Work to do | Scan the lines below; pull out those with "ExecutorService".

Data in this exercise |
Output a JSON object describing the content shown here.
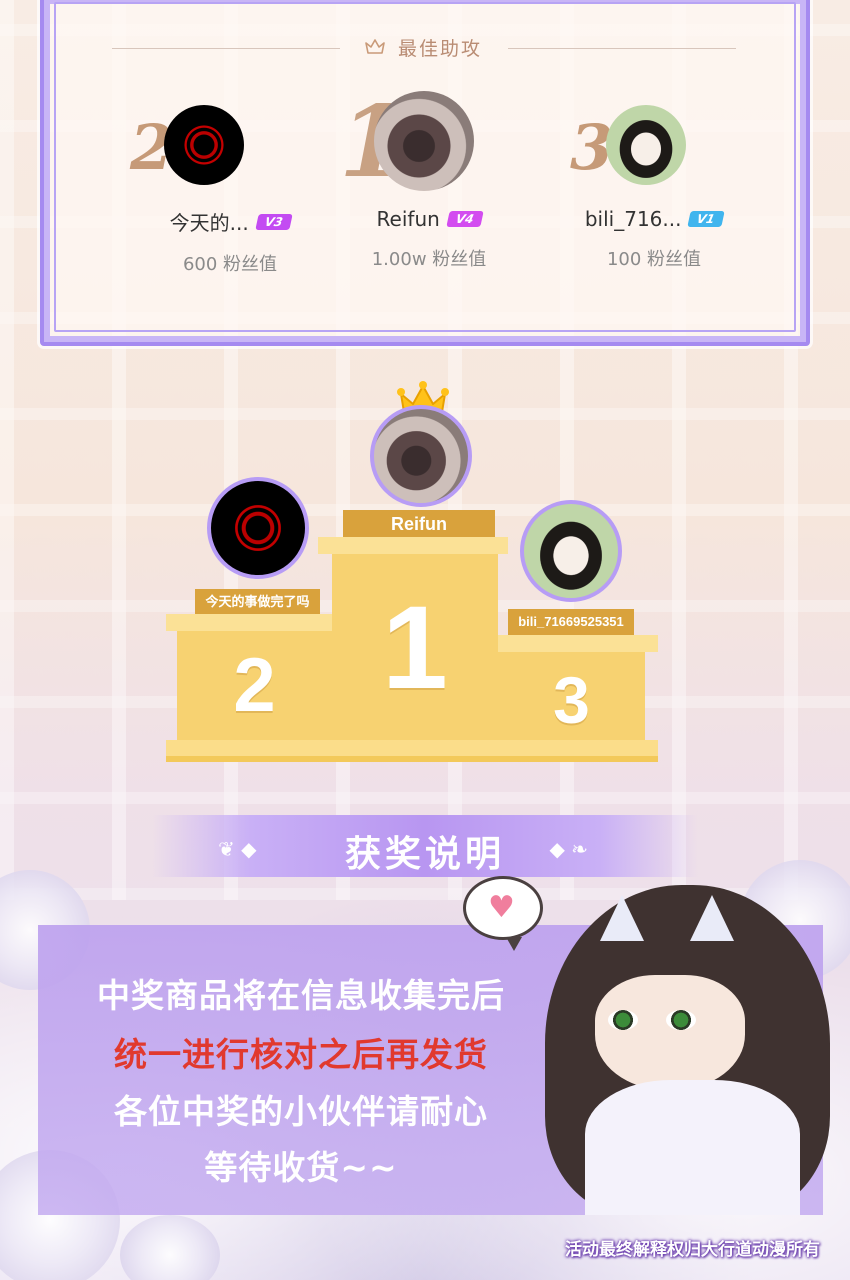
{
  "top_board": {
    "title": "最佳助攻",
    "ranks": [
      {
        "rank": "2",
        "name": "今天的...",
        "level": "V3",
        "level_color": "#c34bf2",
        "fans": "600 粉丝值"
      },
      {
        "rank": "1",
        "name": "Reifun",
        "level": "V4",
        "level_color": "#d34cf0",
        "fans": "1.00w 粉丝值"
      },
      {
        "rank": "3",
        "name": "bili_716...",
        "level": "V1",
        "level_color": "#41b5ee",
        "fans": "100 粉丝值"
      }
    ]
  },
  "podium": {
    "first": {
      "number": "1",
      "name": "Reifun"
    },
    "second": {
      "number": "2",
      "name": "今天的事做完了吗"
    },
    "third": {
      "number": "3",
      "name": "bili_71669525351"
    }
  },
  "notice": {
    "title": "获奖说明",
    "lines": [
      {
        "text": "中奖商品将在信息收集完后",
        "color": "#ffffff"
      },
      {
        "text": "统一进行核对之后再发货",
        "color": "#e1392e"
      },
      {
        "text": "各位中奖的小伙伴请耐心",
        "color": "#ffffff"
      },
      {
        "text": "等待收货~~",
        "color": "#ffffff"
      }
    ]
  },
  "footer": "活动最终解释权归大行道动漫所有",
  "colors": {
    "accent": "#a58af0",
    "podium": "#f7d271",
    "label": "#d9a23c"
  }
}
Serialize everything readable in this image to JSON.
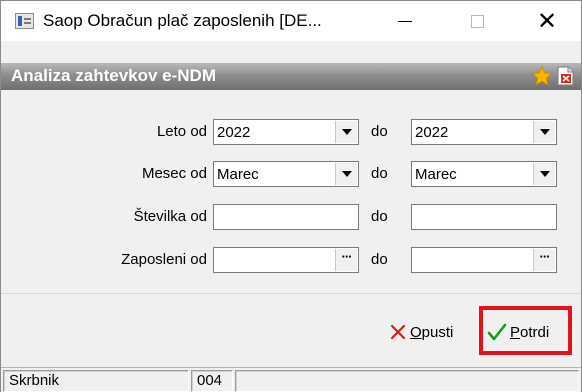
{
  "window": {
    "title": "Saop Obračun plač zaposlenih [DE...",
    "controls": {
      "minimize": "minimize",
      "maximize": "maximize",
      "close": "✕"
    }
  },
  "header": {
    "title": "Analiza zahtevkov e-NDM",
    "favorite_icon": "star-icon",
    "report_icon": "pdf-close-icon"
  },
  "form": {
    "leto": {
      "label": "Leto od",
      "from": "2022",
      "to_label": "do",
      "to": "2022"
    },
    "mesec": {
      "label": "Mesec od",
      "from": "Marec",
      "to_label": "do",
      "to": "Marec"
    },
    "stevilka": {
      "label": "Številka od",
      "from": "",
      "to_label": "do",
      "to": ""
    },
    "zaposleni": {
      "label": "Zaposleni od",
      "from": "",
      "to_label": "do",
      "to": "",
      "lookup_glyph": "···"
    }
  },
  "buttons": {
    "cancel": {
      "first": "O",
      "rest": "pusti",
      "icon": "red-x-icon"
    },
    "confirm": {
      "first": "P",
      "rest": "otrdi",
      "icon": "green-check-icon"
    }
  },
  "statusbar": {
    "user": "Skrbnik",
    "code": "004",
    "info": ""
  },
  "colors": {
    "highlight": "#e3131b",
    "header_band": "#8e8e8e",
    "confirm_check": "#1a9a1a",
    "cancel_x": "#d31e1e"
  }
}
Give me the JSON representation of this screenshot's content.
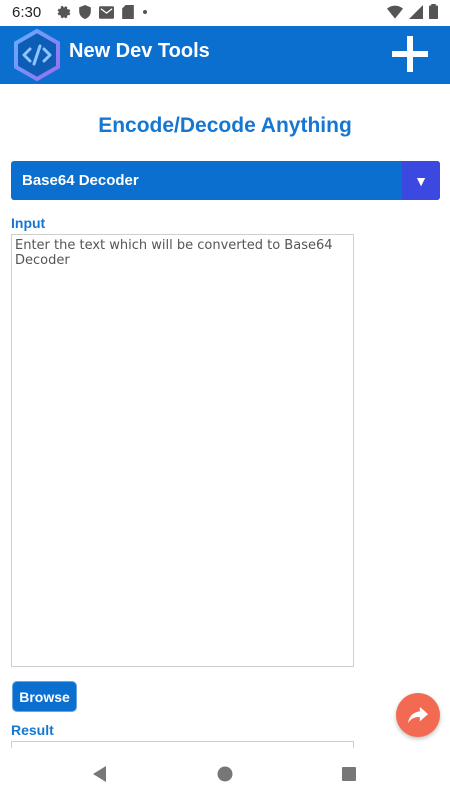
{
  "status_bar": {
    "time": "6:30",
    "icons": [
      "settings-icon",
      "shield-icon",
      "mail-icon",
      "sd-card-icon",
      "dot-icon",
      "wifi-icon",
      "signal-icon",
      "battery-icon"
    ]
  },
  "app_bar": {
    "title": "New Dev Tools",
    "logo_icon": "code-hexagon-icon",
    "add_icon": "plus-icon"
  },
  "main": {
    "heading": "Encode/Decode Anything",
    "selector": {
      "value": "Base64 Decoder",
      "arrow_icon": "triangle-down-icon"
    },
    "input_label": "Input",
    "input_placeholder": "Enter the text which will be converted to Base64 Decoder",
    "browse_label": "Browse",
    "result_label": "Result",
    "fab_icon": "share-arrow-icon"
  },
  "nav_bar": {
    "icons": [
      "back-icon",
      "home-icon",
      "recents-icon"
    ]
  },
  "colors": {
    "primary": "#0b6fd0",
    "heading": "#1677d2",
    "dropdown_accent": "#3b49e0",
    "fab": "#f36a52"
  }
}
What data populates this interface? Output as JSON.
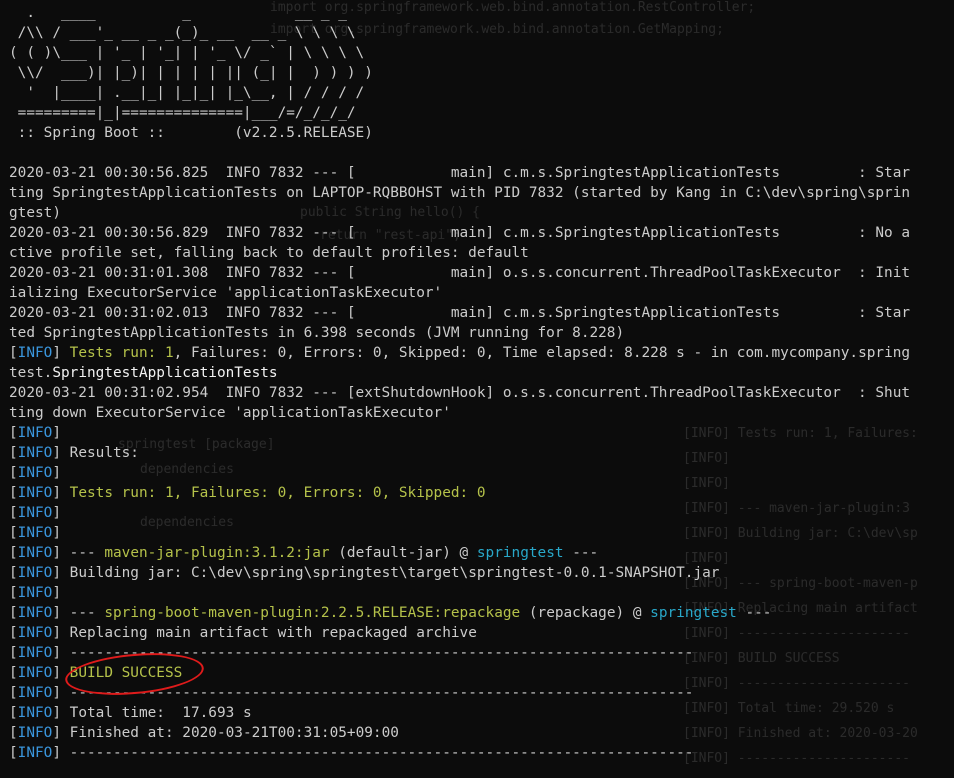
{
  "background_ghost": [
    "import org.springframework.web.bind.annotation.RestController;",
    "import org.springframework.web.bind.annotation.GetMapping;",
    "public String hello() {",
    "return \"rest-api\";",
    "springtest [package]",
    "dependencies",
    "dependencies",
    "[INFO] Tests run: 1, Failures:",
    "[INFO]",
    "[INFO]",
    "[INFO] --- maven-jar-plugin:3",
    "[INFO] Building jar: C:\\dev\\sp",
    "[INFO]",
    "[INFO] --- spring-boot-maven-p",
    "[INFO] Replacing main artifact",
    "[INFO] ----------------------",
    "[INFO] BUILD SUCCESS",
    "[INFO] ----------------------",
    "[INFO] Total time: 29.520 s",
    "[INFO] Finished at: 2020-03-20",
    "[INFO] ----------------------"
  ],
  "banner": [
    "  .   ____          _            __ _ _",
    " /\\\\ / ___'_ __ _ _(_)_ __  __ _ \\ \\ \\ \\",
    "( ( )\\___ | '_ | '_| | '_ \\/ _` | \\ \\ \\ \\",
    " \\\\/  ___)| |_)| | | | | || (_| |  ) ) ) )",
    "  '  |____| .__|_| |_|_| |_\\__, | / / / /",
    " =========|_|==============|___/=/_/_/_/",
    " :: Spring Boot ::        (v2.2.5.RELEASE)"
  ],
  "log": [
    "2020-03-21 00:30:56.825  INFO 7832 --- [           main] c.m.s.SpringtestApplicationTests         : Star",
    "ting SpringtestApplicationTests on LAPTOP-RQBBOHST with PID 7832 (started by Kang in C:\\dev\\spring\\sprin",
    "gtest)",
    "2020-03-21 00:30:56.829  INFO 7832 --- [           main] c.m.s.SpringtestApplicationTests         : No a",
    "ctive profile set, falling back to default profiles: default",
    "2020-03-21 00:31:01.308  INFO 7832 --- [           main] o.s.s.concurrent.ThreadPoolTaskExecutor  : Init",
    "ializing ExecutorService 'applicationTaskExecutor'",
    "2020-03-21 00:31:02.013  INFO 7832 --- [           main] c.m.s.SpringtestApplicationTests         : Star",
    "ted SpringtestApplicationTests in 6.398 seconds (JVM running for 8.228)"
  ],
  "info_tag": "INFO",
  "tests_line": {
    "prefix": "Tests run: ",
    "count": "1",
    "rest": ", Failures: 0, Errors: 0, Skipped: 0, Time elapsed: 8.228 s - in com.mycompany.spring",
    "cont_plain": "test.",
    "cont_bold": "SpringtestApplicationTests"
  },
  "shutdown": [
    "2020-03-21 00:31:02.954  INFO 7832 --- [extShutdownHook] o.s.s.concurrent.ThreadPoolTaskExecutor  : Shut",
    "ting down ExecutorService 'applicationTaskExecutor'"
  ],
  "results_label": " Results:",
  "results_summary": " Tests run: 1, Failures: 0, Errors: 0, Skipped: 0",
  "jar_plugin": {
    "dashes1": " --- ",
    "plugin": "maven-jar-plugin:3.1.2:jar",
    "goal": " (default-jar) @ ",
    "project": "springtest",
    "dashes2": " ---"
  },
  "building_jar": " Building jar: C:\\dev\\spring\\springtest\\target\\springtest-0.0.1-SNAPSHOT.jar",
  "boot_plugin": {
    "dashes1": " --- ",
    "plugin": "spring-boot-maven-plugin:2.2.5.RELEASE:repackage",
    "goal": " (repackage) @ ",
    "project": "springtest",
    "dashes2": " ---"
  },
  "replacing": " Replacing main artifact with repackaged archive",
  "separator": " ------------------------------------------------------------------------",
  "build_success": " BUILD SUCCESS",
  "total_time": " Total time:  17.693 s",
  "finished_at": " Finished at: 2020-03-21T00:31:05+09:00",
  "colors": {
    "background": "#0c0c0c",
    "text": "#cccccc",
    "info": "#3a96dd",
    "success": "#b5c24a",
    "plugin": "#13a10e",
    "project": "#29a8c9",
    "annotation_ring": "#e01b1b"
  }
}
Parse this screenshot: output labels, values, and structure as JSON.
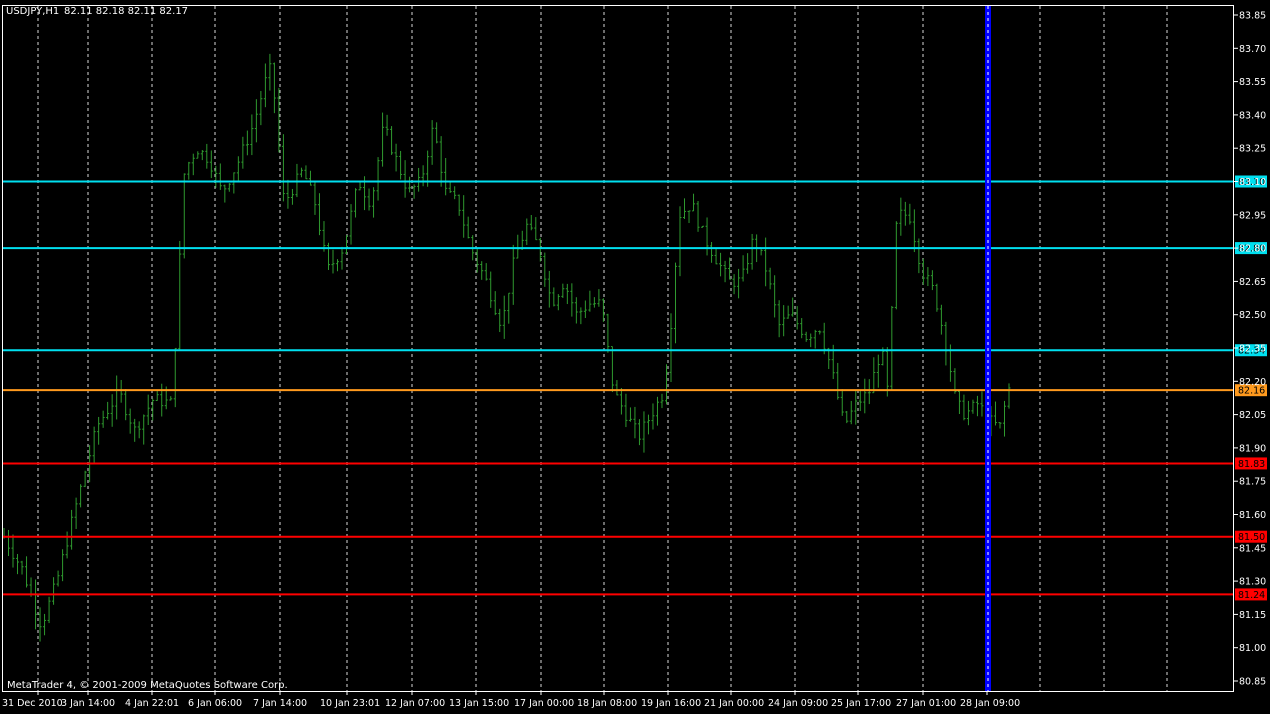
{
  "header": {
    "symbol": "USDJPY,H1",
    "ohlc": "82.11 82.18 82.11 82.17"
  },
  "footer": {
    "copyright": "MetaTrader 4, © 2001-2009 MetaQuotes Software Corp."
  },
  "colors": {
    "background": "#000000",
    "border": "#ffffff",
    "grid": "#ffffff",
    "bar": "#2f9a2f",
    "support": "#ff0000",
    "resistance": "#00e0f0",
    "current": "#ff9a1e",
    "marker": "#0000ff",
    "axis_text": "#ffffff"
  },
  "chart_data": {
    "type": "ohlc",
    "symbol": "USDJPY",
    "timeframe": "H1",
    "ylim": [
      80.85,
      83.85
    ],
    "y_ticks": [
      "83.85",
      "83.70",
      "83.55",
      "83.40",
      "83.25",
      "83.10",
      "82.95",
      "82.80",
      "82.65",
      "82.50",
      "82.35",
      "82.20",
      "82.05",
      "81.90",
      "81.75",
      "81.60",
      "81.45",
      "81.30",
      "81.15",
      "81.00",
      "80.85"
    ],
    "x_ticks": [
      "31 Dec 2010",
      "3 Jan 14:00",
      "4 Jan 22:01",
      "6 Jan 06:00",
      "7 Jan 14:00",
      "10 Jan 23:01",
      "12 Jan 07:00",
      "13 Jan 15:00",
      "17 Jan 00:00",
      "18 Jan 08:00",
      "19 Jan 16:00",
      "21 Jan 00:00",
      "24 Jan 09:00",
      "25 Jan 17:00",
      "27 Jan 01:00",
      "28 Jan 09:00"
    ],
    "bar_count": 224,
    "close_path": [
      [
        0,
        81.5
      ],
      [
        6,
        81.35
      ],
      [
        12,
        81.1
      ],
      [
        17,
        81.3
      ],
      [
        22,
        81.58
      ],
      [
        30,
        82.0
      ],
      [
        37,
        82.15
      ],
      [
        42,
        81.98
      ],
      [
        48,
        82.12
      ],
      [
        54,
        82.1
      ],
      [
        58,
        83.15
      ],
      [
        62,
        83.25
      ],
      [
        66,
        83.2
      ],
      [
        70,
        83.05
      ],
      [
        75,
        83.18
      ],
      [
        80,
        83.35
      ],
      [
        84,
        83.55
      ],
      [
        86,
        83.62
      ],
      [
        90,
        83.0
      ],
      [
        96,
        83.15
      ],
      [
        100,
        83.0
      ],
      [
        104,
        82.7
      ],
      [
        109,
        82.8
      ],
      [
        114,
        83.1
      ],
      [
        118,
        83.0
      ],
      [
        122,
        83.35
      ],
      [
        126,
        83.2
      ],
      [
        130,
        83.05
      ],
      [
        134,
        83.1
      ],
      [
        138,
        83.35
      ],
      [
        142,
        83.05
      ],
      [
        146,
        83.0
      ],
      [
        150,
        82.8
      ],
      [
        155,
        82.65
      ],
      [
        160,
        82.45
      ],
      [
        164,
        82.75
      ],
      [
        168,
        82.9
      ],
      [
        172,
        82.8
      ],
      [
        176,
        82.55
      ],
      [
        180,
        82.65
      ],
      [
        184,
        82.5
      ],
      [
        188,
        82.55
      ],
      [
        192,
        82.55
      ],
      [
        196,
        82.15
      ],
      [
        200,
        82.05
      ],
      [
        204,
        81.95
      ],
      [
        208,
        82.05
      ],
      [
        212,
        82.15
      ],
      [
        214,
        82.4
      ],
      [
        217,
        82.95
      ],
      [
        221,
        83.0
      ],
      [
        225,
        82.85
      ],
      [
        229,
        82.75
      ],
      [
        233,
        82.65
      ],
      [
        237,
        82.65
      ],
      [
        241,
        82.85
      ],
      [
        245,
        82.7
      ],
      [
        249,
        82.45
      ],
      [
        253,
        82.5
      ],
      [
        258,
        82.4
      ],
      [
        262,
        82.45
      ],
      [
        266,
        82.25
      ],
      [
        270,
        82.0
      ],
      [
        274,
        82.1
      ],
      [
        278,
        82.15
      ],
      [
        282,
        82.35
      ],
      [
        284,
        82.15
      ],
      [
        287,
        82.95
      ],
      [
        291,
        82.95
      ],
      [
        295,
        82.7
      ],
      [
        299,
        82.6
      ],
      [
        303,
        82.35
      ],
      [
        306,
        82.1
      ],
      [
        309,
        82.05
      ],
      [
        313,
        82.1
      ],
      [
        317,
        82.02
      ],
      [
        320,
        81.99
      ],
      [
        323,
        82.17
      ]
    ],
    "levels": [
      {
        "price": 83.1,
        "label": "83.10",
        "kind": "resistance"
      },
      {
        "price": 82.8,
        "label": "82.80",
        "kind": "resistance"
      },
      {
        "price": 82.34,
        "label": "82.34",
        "kind": "resistance"
      },
      {
        "price": 82.16,
        "label": "82.16",
        "kind": "current"
      },
      {
        "price": 81.83,
        "label": "81.83",
        "kind": "support"
      },
      {
        "price": 81.5,
        "label": "81.50",
        "kind": "support"
      },
      {
        "price": 81.24,
        "label": "81.24",
        "kind": "support"
      }
    ],
    "marker": {
      "label": "28 Jan 09:00"
    },
    "grid": true
  }
}
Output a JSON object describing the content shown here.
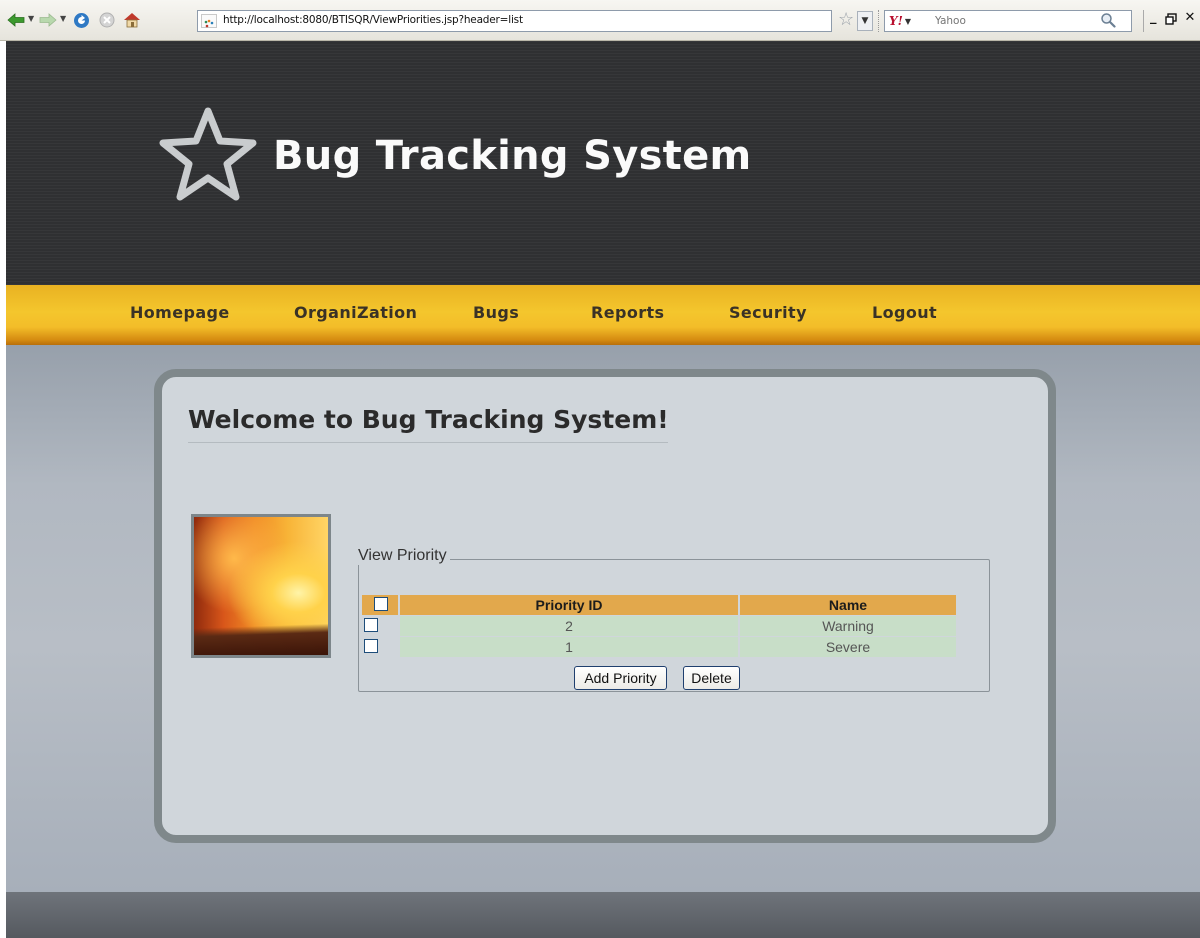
{
  "browser": {
    "url": "http://localhost:8080/BTISQR/ViewPriorities.jsp?header=list",
    "search_placeholder": "Yahoo",
    "search_engine_logo": "Y!",
    "window_controls": [
      "_",
      "ɑ",
      "×"
    ],
    "icons": [
      "back-arrow-icon",
      "forward-arrow-icon",
      "reload-icon",
      "stop-icon",
      "home-icon",
      "bookmark-star-icon",
      "search-magnifier-icon"
    ]
  },
  "header": {
    "title": "Bug Tracking System",
    "logo_icon": "star-outline-icon"
  },
  "nav": {
    "items": [
      {
        "label": "Homepage"
      },
      {
        "label": "OrganiZation"
      },
      {
        "label": "Bugs"
      },
      {
        "label": "Reports"
      },
      {
        "label": "Security"
      },
      {
        "label": "Logout"
      }
    ]
  },
  "main": {
    "welcome": "Welcome to Bug Tracking System!",
    "panel": {
      "legend": "View Priority",
      "columns": [
        "Priority ID",
        "Name"
      ],
      "rows": [
        {
          "id": "2",
          "name": "Warning"
        },
        {
          "id": "1",
          "name": "Severe"
        }
      ],
      "buttons": {
        "add": "Add Priority",
        "delete": "Delete"
      }
    }
  },
  "colors": {
    "header_bg": "#2f3032",
    "nav_gold": "#f4c62d",
    "table_head": "#e2a84c",
    "table_row": "#c8dec8",
    "panel_bg": "#d0d6db"
  }
}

Result below |
    "ializing ExecutorService 'applicationTaskExecutor'",
    "ting down ExecutorService 'applicationTaskExecutor'"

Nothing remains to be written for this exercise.